*AUFGABEN*:
a. Wie viele Wohnungen im Haus Bachstraße 7 standen laut dem Textauszug über die Wohnungen der WBG Erkrath zu Beginn des Ukraine-Krieges bereits leer?
b. Führe den Textauszug über die Wohnungen der WBG Erkrath für Geflüchtete aus der Ukraine im Anschluss an seinen letzten Satz fort.

30 Wohnungen von der WBG Erkrath

Das spontane Angebot der WBG 30 Wohnungen für aus der Ukraine geflüchtete Menschen zur Verfügung zu stellen, kam für die Stadt in dieser Situation ‘wie gerufen’. Viele Menschen in Erkrath haben sich allerdings gefragt, woher diese 30 freien Wohnungen in Erkrath plötzlich kommen. “Hier handelt es sich um Wohnungen, die leer gezogen wurden, um Grundsanierungen durch zu führen, oder weil Häuser abgerissen werden sollen, um an gleicher Stelle Neubauten zu errichten”, erklärt WBG Vorstand Christian Frank.

Das Haus Bachstraße 7 hatte die WBG von der Reinhold-Pose-Stiftung übernommen, nachdem klar war, dass die notwendige Sanierung des Hauses die Mittel der Stiftung deutlich übersteigen würde. Zur Sanierung sollte das Haus nach und nach frei gezogen werden. Zu Beginn des Ukraine Krieges waren bereits 23 Wohnungen leer.

*GESAMMELTE DATEN*:
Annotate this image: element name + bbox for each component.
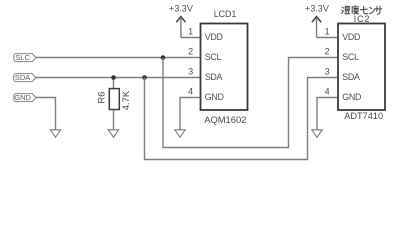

*LÖSUNGEN*:
a. 23 Wohnungen.

b.
Auch die Wohnungen in den Gebäuden auf der Beethovenstraße 9 bis 21 werden nach und nach leer gezogen. Hier sind jedoch Abriss und ein Neubau im Bestand an gleicher Stelle geplant. “Hier steht noch ein Bebauungsplanverfahren an und das dauert in der Regel länger”, erklärt Christian Frank. “Für uns war es selbstverständlich, die Wohnungen in dieser Notlage erst einmal zur Verfügung zu stellen.” Frank lobte die Abstimmungen mit Michael Pfleging und seinem Team, die schnell und unbürokratisch gelaufen seien. “Ich war kürzlich auf einer Tagung der Wohnungswirtschaft und erwähnte das Projekt. So etwas in der Art gibt es in anderen Städten nicht so”, schildert er das Feedback anderer Vertreter der Wohnungswirtschaft.

Info: Wolfgang Soldin stellte das Projekt ‘als eines, dass nicht bis August warten kann’ bei der Auftaktveranstaltung für Unternehmen anlässlich des Aktionstags der Wirtschaft vor und viele Unterstützungsangebote von örtlichen Unternehmen bilden eine frühe Projektbeteiligung des diesjährigen Aktionstags. Einmal mehr zeigt sich hier die ‘Starke Gemeinschaft Erkrath‘.